» What to work on:
Return the listing below verbatim. Pictures do not belong in the copy.

» Dataset entries:

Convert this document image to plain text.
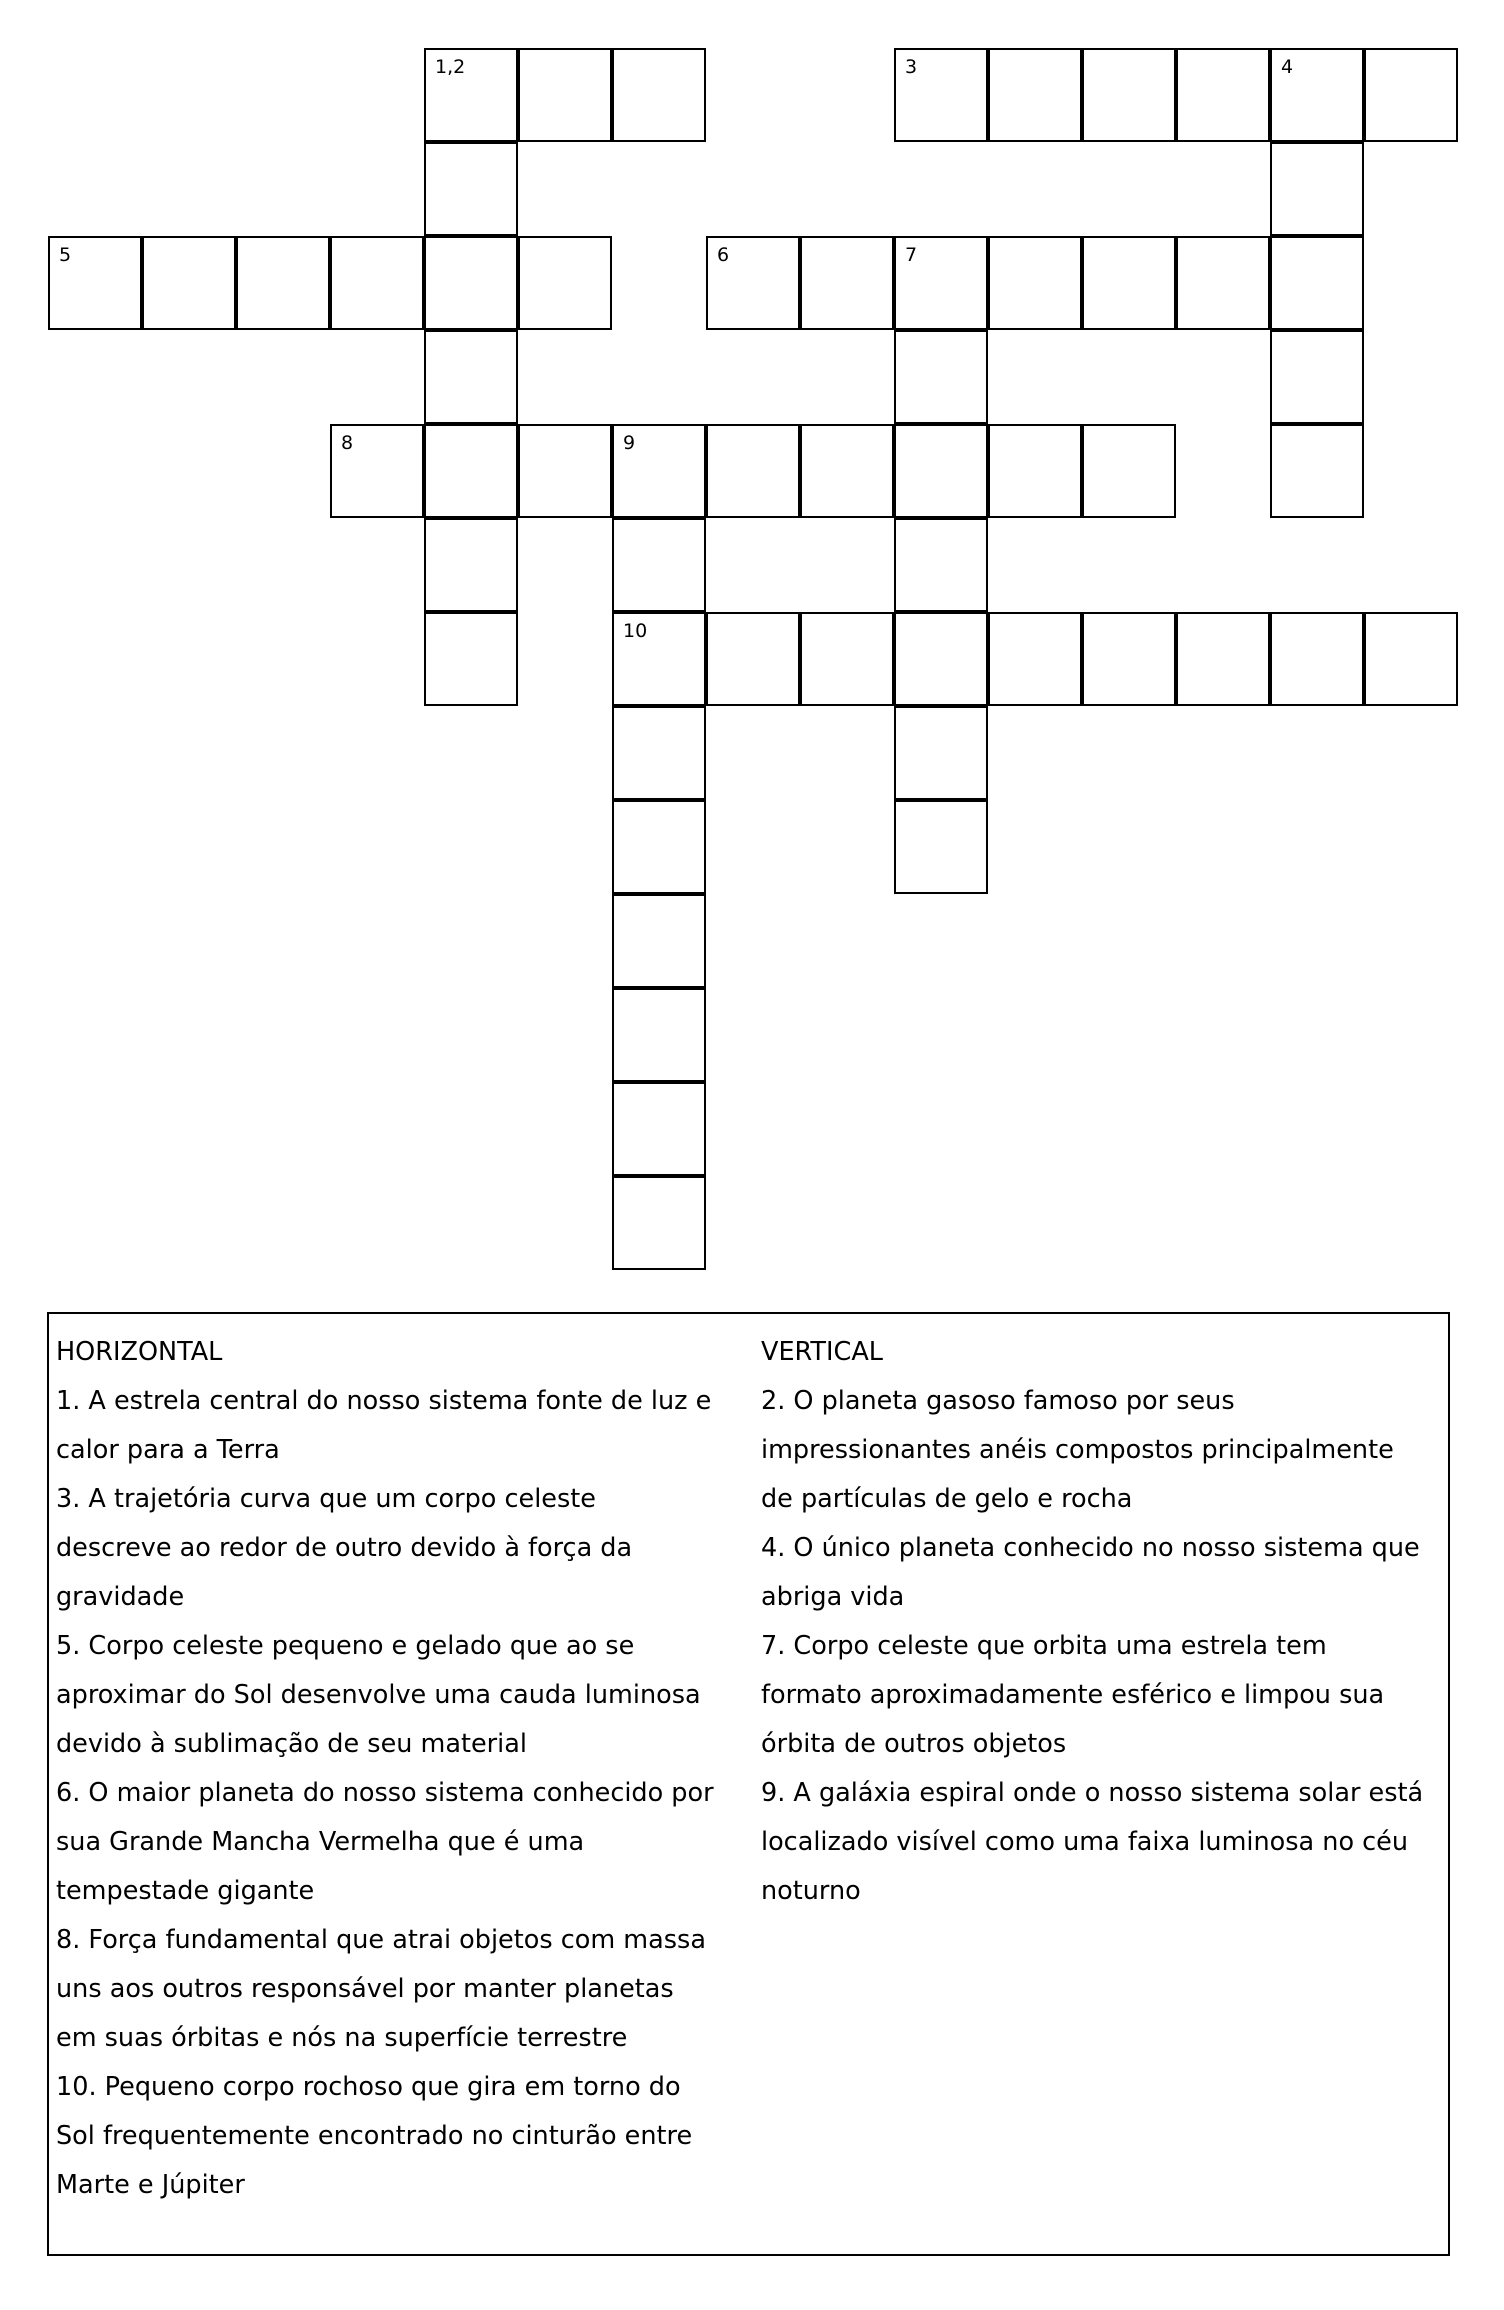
1,2	3	4
5	6	7
8	9
10
HORIZONTAL
1. A estrela central do nosso sistema fonte de luz e
calor para a Terra
3. A trajetória curva que um corpo celeste
descreve ao redor de outro devido à força da
gravidade
5. Corpo celeste pequeno e gelado que ao se
aproximar do Sol desenvolve uma cauda luminosa
devido à sublimação de seu material
6. O maior planeta do nosso sistema conhecido por
sua Grande Mancha Vermelha que é uma
tempestade gigante
8. Força fundamental que atrai objetos com massa
uns aos outros responsável por manter planetas
em suas órbitas e nós na superfície terrestre
10. Pequeno corpo rochoso que gira em torno do
Sol frequentemente encontrado no cinturão entre
Marte e Júpiter
VERTICAL
2. O planeta gasoso famoso por seus
impressionantes anéis compostos principalmente
de partículas de gelo e rocha
4. O único planeta conhecido no nosso sistema que
abriga vida
7. Corpo celeste que orbita uma estrela tem
formato aproximadamente esférico e limpou sua
órbita de outros objetos
9. A galáxia espiral onde o nosso sistema solar está
localizado visível como uma faixa luminosa no céu
noturno
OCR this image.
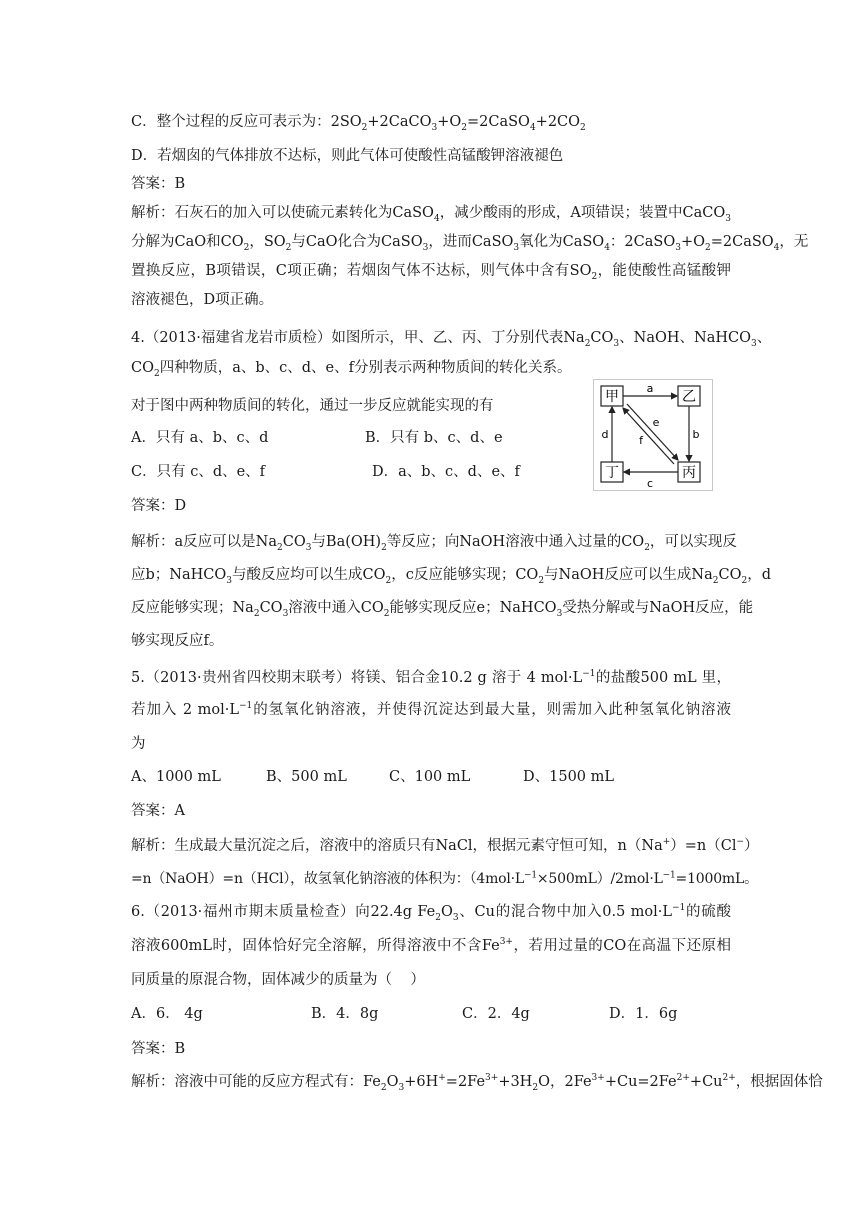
C．整个过程的反应可表示为：$2SO_2+2CaCO_3+O_2=2CaSO_4+2CO_2$
D．若烟囱的气体排放不达标，则此气体可使酸性高锰酸钾溶液褪色
答案：B
解析：石灰石的加入可以使硫元素转化为CaSO$_4$，减少酸雨的形成，A项错误；装置中CaCO$_3$
分解为CaO和$CO_2$，$SO_2$与CaO化合为CaSO$_3$，进而CaSO$_3$氧化为CaSO$_4$：$2CaSO_3+O_2=2CaSO_4$，无
置换反应，B项错误，C项正确；若烟囱气体不达标，则气体中含有$SO_2$，能使酸性高锰酸钾
溶液褪色，D项正确。
4.（2013·福建省龙岩市质检）如图所示，甲、乙、丙、丁分别代表$Na_2CO_3$、NaOH、NaHCO$_3$、
$CO_2$四种物质，a、b、c、d、e、f分别表示两种物质间的转化关系。
对于图中两种物质间的转化，通过一步反应就能实现的有
A．只有 a、b、c、d	B．只有 b、c、d、e
C．只有 c、d、e、f	D．a、b、c、d、e、f
甲	乙
丁	丙
a
b
c
d
e
f
答案：D
解析：a反应可以是$Na_2CO_3$与$Ba(OH)_2$等反应；向NaOH溶液中通入过量的$CO_2$，可以实现反
应b；NaHCO$_3$与酸反应均可以生成$CO_2$，c反应能够实现；$CO_2$与NaOH反应可以生成$Na_2CO_2$，d
反应能够实现；$Na_2CO_3$溶液中通入$CO_2$能够实现反应e；NaHCO$_3$受热分解或与NaOH反应，能
够实现反应f。
5.（2013·贵州省四校期末联考）将镁、铝合金10.2 g 溶于 4 $mol\cdot L^{-1}$的盐酸500 mL 里，
若加入 2 $mol\cdot L^{-1}$的氢氧化钠溶液，并使得沉淀达到最大量，则需加入此种氢氧化钠溶液
为
A、1000 mL	B、500 mL	C、100 mL	D、1500 mL
答案：A
解析：生成最大量沉淀之后，溶液中的溶质只有NaCl，根据元素守恒可知，n（Na+）=n（Cl−）
=n（NaOH）=n（HCl），故氢氧化钠溶液的体积为：$(4mol\cdot L^{-1}\times 500mL)/2mol\cdot L^{-1}=1000mL$。
6.（2013·福州市期末质量检查）向22.4g $Fe_2O_3$、Cu的混合物中加入0.5 $mol\cdot L^{-1}$的硫酸
溶液600mL时，固体恰好完全溶解，所得溶液中不含$Fe^{3+}$，若用过量的CO在高温下还原相
同质量的原混合物，固体减少的质量为（    ）
A．6． 4g	B．4．8g	C．2．4g	D．1．6g
答案：B
解析：溶液中可能的反应方程式有：$Fe_2O_3+6H^+=2Fe^{3+}+3H_2O$，$2Fe^{3+}+Cu=2Fe^{2+}+Cu^{2+}$，根据固体恰
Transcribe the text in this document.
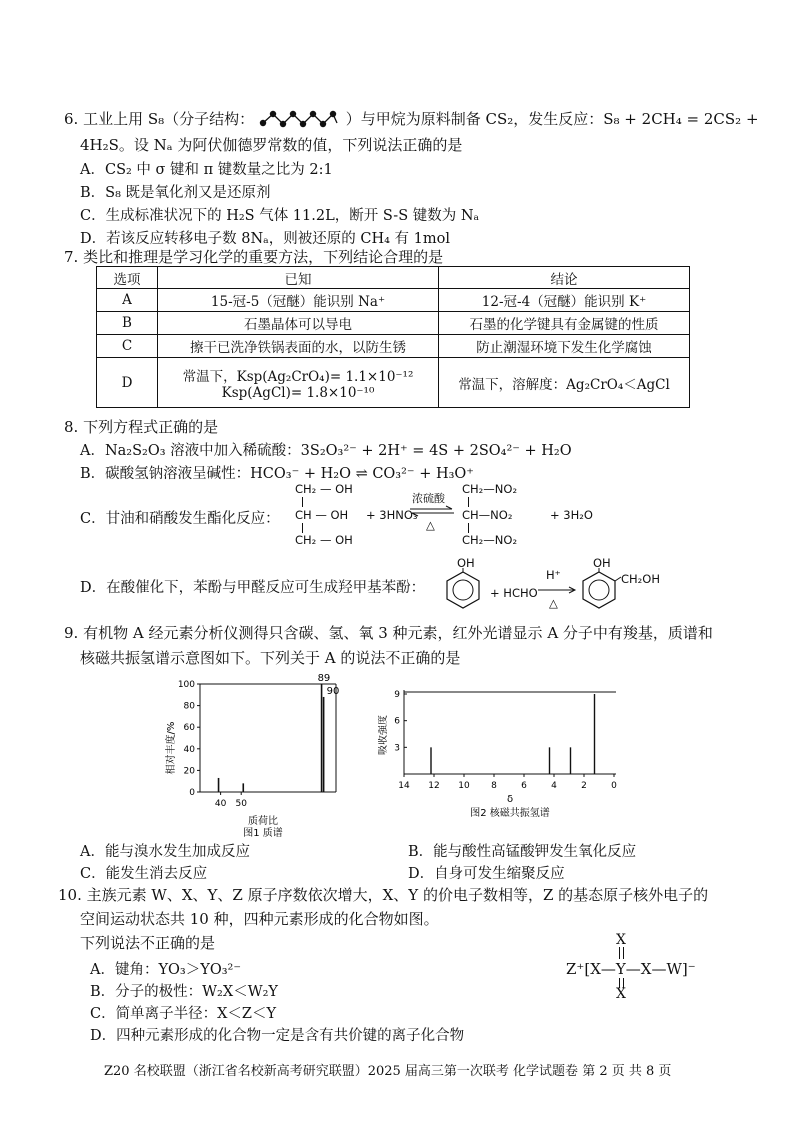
6. 工业上用 S₈（分子结构：	）与甲烷为原料制备 CS₂，发生反应：S₈ + 2CH₄ = 2CS₂ +
4H₂S。设 Nₐ 为阿伏伽德罗常数的值，下列说法正确的是
A．CS₂ 中 σ 键和 π 键数量之比为 2:1
B．S₈ 既是氧化剂又是还原剂
C．生成标准状况下的 H₂S 气体 11.2L，断开 S-S 键数为 Nₐ
D．若该反应转移电子数 8Nₐ，则被还原的 CH₄ 有 1mol
7. 类比和推理是学习化学的重要方法，下列结论合理的是
选项	已知	结论
A	15-冠-5（冠醚）能识别 Na⁺	12-冠-4（冠醚）能识别 K⁺
B	石墨晶体可以导电	石墨的化学键具有金属键的性质
C	擦干已洗净铁锅表面的水，以防生锈	防止潮湿环境下发生化学腐蚀
D	常温下，Ksp(Ag₂CrO₄)= 1.1×10⁻¹²
Ksp(AgCl)= 1.8×10⁻¹⁰	常温下，溶解度：Ag₂CrO₄＜AgCl
8. 下列方程式正确的是
A．Na₂S₂O₃ 溶液中加入稀硫酸：3S₂O₃²⁻ + 2H⁺ = 4S + 2SO₄²⁻ + H₂O
B．碳酸氢钠溶液呈碱性：HCO₃⁻ + H₂O ⇌ CO₃²⁻ + H₃O⁺
C．甘油和硝酸发生酯化反应：
CH₂ — OH
CH — OH
CH₂ — OH
+ 3HNO₃
浓硫酸
△
CH₂—NO₂
CH—NO₂
CH₂—NO₂
+ 3H₂O
D．在酸催化下，苯酚与甲醛反应可生成羟甲基苯酚：
OH
+ HCHO
H⁺
△
OH
CH₂OH
9. 有机物 A 经元素分析仪测得只含碳、氢、氧 3 种元素，红外光谱显示 A 分子中有羧基，质谱和
核磁共振氢谱示意图如下。下列关于 A 的说法不正确的是
相对丰度/%
100
80
60
40
20
0
40 50
89
90
质荷比
图1 质谱
吸收强度
9
6
3
14 12 10 8	6	4	2	0
δ
图2 核磁共振氢谱
A．能与溴水发生加成反应	B．能与酸性高锰酸钾发生氧化反应
C．能发生消去反应	D．自身可发生缩聚反应
10. 主族元素 W、X、Y、Z 原子序数依次增大，X、Y 的价电子数相等，Z 的基态原子核外电子的
空间运动状态共 10 种，四种元素形成的化合物如图。
下列说法不正确的是
A．键角：YO₃＞YO₃²⁻
B．分子的极性：W₂X＜W₂Y
C．简单离子半径：X＜Z＜Y
D．四种元素形成的化合物一定是含有共价键的离子化合物
X
Z⁺[X—Y—X—W]⁻
X
Z20 名校联盟（浙江省名校新高考研究联盟）2025 届高三第一次联考 化学试题卷 第 2 页 共 8 页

» Exercise result:
Convert this document image to plain text.
1,2	3	4
5	6	7
8	9
10
HORIZONTAL
1. A estrela central do nosso sistema fonte de luz e
calor para a Terra
3. A trajetória curva que um corpo celeste
descreve ao redor de outro devido à força da
gravidade
5. Corpo celeste pequeno e gelado que ao se
aproximar do Sol desenvolve uma cauda luminosa
devido à sublimação de seu material
6. O maior planeta do nosso sistema conhecido por
sua Grande Mancha Vermelha que é uma
tempestade gigante
8. Força fundamental que atrai objetos com massa
uns aos outros responsável por manter planetas
em suas órbitas e nós na superfície terrestre
10. Pequeno corpo rochoso que gira em torno do
Sol frequentemente encontrado no cinturão entre
Marte e Júpiter
VERTICAL
2. O planeta gasoso famoso por seus
impressionantes anéis compostos principalmente
de partículas de gelo e rocha
4. O único planeta conhecido no nosso sistema que
abriga vida
7. Corpo celeste que orbita uma estrela tem
formato aproximadamente esférico e limpou sua
órbita de outros objetos
9. A galáxia espiral onde o nosso sistema solar está
localizado visível como uma faixa luminosa no céu
noturno
OCR this image.
C．整个过程的反应可表示为：$2SO_2+2CaCO_3+O_2=2CaSO_4+2CO_2$
D．若烟囱的气体排放不达标，则此气体可使酸性高锰酸钾溶液褪色
答案：B
解析：石灰石的加入可以使硫元素转化为CaSO$_4$，减少酸雨的形成，A项错误；装置中CaCO$_3$
分解为CaO和$CO_2$，$SO_2$与CaO化合为CaSO$_3$，进而CaSO$_3$氧化为CaSO$_4$：$2CaSO_3+O_2=2CaSO_4$，无
置换反应，B项错误，C项正确；若烟囱气体不达标，则气体中含有$SO_2$，能使酸性高锰酸钾
溶液褪色，D项正确。
4.（2013·福建省龙岩市质检）如图所示，甲、乙、丙、丁分别代表$Na_2CO_3$、NaOH、NaHCO$_3$、
$CO_2$四种物质，a、b、c、d、e、f分别表示两种物质间的转化关系。
对于图中两种物质间的转化，通过一步反应就能实现的有
A．只有 a、b、c、d	B．只有 b、c、d、e
C．只有 c、d、e、f	D．a、b、c、d、e、f
甲	乙
丁	丙
a
b
c
d
e
f
答案：D
解析：a反应可以是$Na_2CO_3$与$Ba(OH)_2$等反应；向NaOH溶液中通入过量的$CO_2$，可以实现反
应b；NaHCO$_3$与酸反应均可以生成$CO_2$，c反应能够实现；$CO_2$与NaOH反应可以生成$Na_2CO_2$，d
反应能够实现；$Na_2CO_3$溶液中通入$CO_2$能够实现反应e；NaHCO$_3$受热分解或与NaOH反应，能
够实现反应f。
5.（2013·贵州省四校期末联考）将镁、铝合金10.2 g 溶于 4 $mol\cdot L^{-1}$的盐酸500 mL 里，
若加入 2 $mol\cdot L^{-1}$的氢氧化钠溶液，并使得沉淀达到最大量，则需加入此种氢氧化钠溶液
为
A、1000 mL	B、500 mL	C、100 mL	D、1500 mL
答案：A
解析：生成最大量沉淀之后，溶液中的溶质只有NaCl，根据元素守恒可知，n（Na+）=n（Cl−）
=n（NaOH）=n（HCl），故氢氧化钠溶液的体积为：$(4mol\cdot L^{-1}\times 500mL)/2mol\cdot L^{-1}=1000mL$。
6.（2013·福州市期末质量检查）向22.4g $Fe_2O_3$、Cu的混合物中加入0.5 $mol\cdot L^{-1}$的硫酸
溶液600mL时，固体恰好完全溶解，所得溶液中不含$Fe^{3+}$，若用过量的CO在高温下还原相
同质量的原混合物，固体减少的质量为（    ）
A．6． 4g	B．4．8g	C．2．4g	D．1．6g
答案：B
解析：溶液中可能的反应方程式有：$Fe_2O_3+6H^+=2Fe^{3+}+3H_2O$，$2Fe^{3+}+Cu=2Fe^{2+}+Cu^{2+}$，根据固体恰
Transcribe the text in this document.
6. 工业上用 S₈（分子结构：	）与甲烷为原料制备 CS₂，发生反应：S₈ + 2CH₄ = 2CS₂ +
4H₂S。设 Nₐ 为阿伏伽德罗常数的值，下列说法正确的是
A．CS₂ 中 σ 键和 π 键数量之比为 2:1
B．S₈ 既是氧化剂又是还原剂
C．生成标准状况下的 H₂S 气体 11.2L，断开 S-S 键数为 Nₐ
D．若该反应转移电子数 8Nₐ，则被还原的 CH₄ 有 1mol
7. 类比和推理是学习化学的重要方法，下列结论合理的是
选项	已知	结论
A	15-冠-5（冠醚）能识别 Na⁺	12-冠-4（冠醚）能识别 K⁺
B	石墨晶体可以导电	石墨的化学键具有金属键的性质
C	擦干已洗净铁锅表面的水，以防生锈	防止潮湿环境下发生化学腐蚀
D	常温下，Ksp(Ag₂CrO₄)= 1.1×10⁻¹²
Ksp(AgCl)= 1.8×10⁻¹⁰	常温下，溶解度：Ag₂CrO₄＜AgCl
8. 下列方程式正确的是
A．Na₂S₂O₃ 溶液中加入稀硫酸：3S₂O₃²⁻ + 2H⁺ = 4S + 2SO₄²⁻ + H₂O
B．碳酸氢钠溶液呈碱性：HCO₃⁻ + H₂O ⇌ CO₃²⁻ + H₃O⁺
C．甘油和硝酸发生酯化反应：
CH₂ — OH
CH — OH
CH₂ — OH
+ 3HNO₃
浓硫酸
△
CH₂—NO₂
CH—NO₂
CH₂—NO₂
+ 3H₂O
D．在酸催化下，苯酚与甲醛反应可生成羟甲基苯酚：
OH
+ HCHO
H⁺
△
OH
CH₂OH
9. 有机物 A 经元素分析仪测得只含碳、氢、氧 3 种元素，红外光谱显示 A 分子中有羧基，质谱和
核磁共振氢谱示意图如下。下列关于 A 的说法不正确的是
相对丰度/%
100
80
60
40
20
0
40 50
89
90
质荷比
图1 质谱
吸收强度
9
6
3
14 12 10 8	6	4	2	0
δ
图2 核磁共振氢谱
A．能与溴水发生加成反应	B．能与酸性高锰酸钾发生氧化反应
C．能发生消去反应	D．自身可发生缩聚反应
10. 主族元素 W、X、Y、Z 原子序数依次增大，X、Y 的价电子数相等，Z 的基态原子核外电子的
空间运动状态共 10 种，四种元素形成的化合物如图。
下列说法不正确的是
A．键角：YO₃＞YO₃²⁻
B．分子的极性：W₂X＜W₂Y
C．简单离子半径：X＜Z＜Y
D．四种元素形成的化合物一定是含有共价键的离子化合物
X
Z⁺[X—Y—X—W]⁻
X
Z20 名校联盟（浙江省名校新高考研究联盟）2025 届高三第一次联考 化学试题卷 第 2 页 共 8 页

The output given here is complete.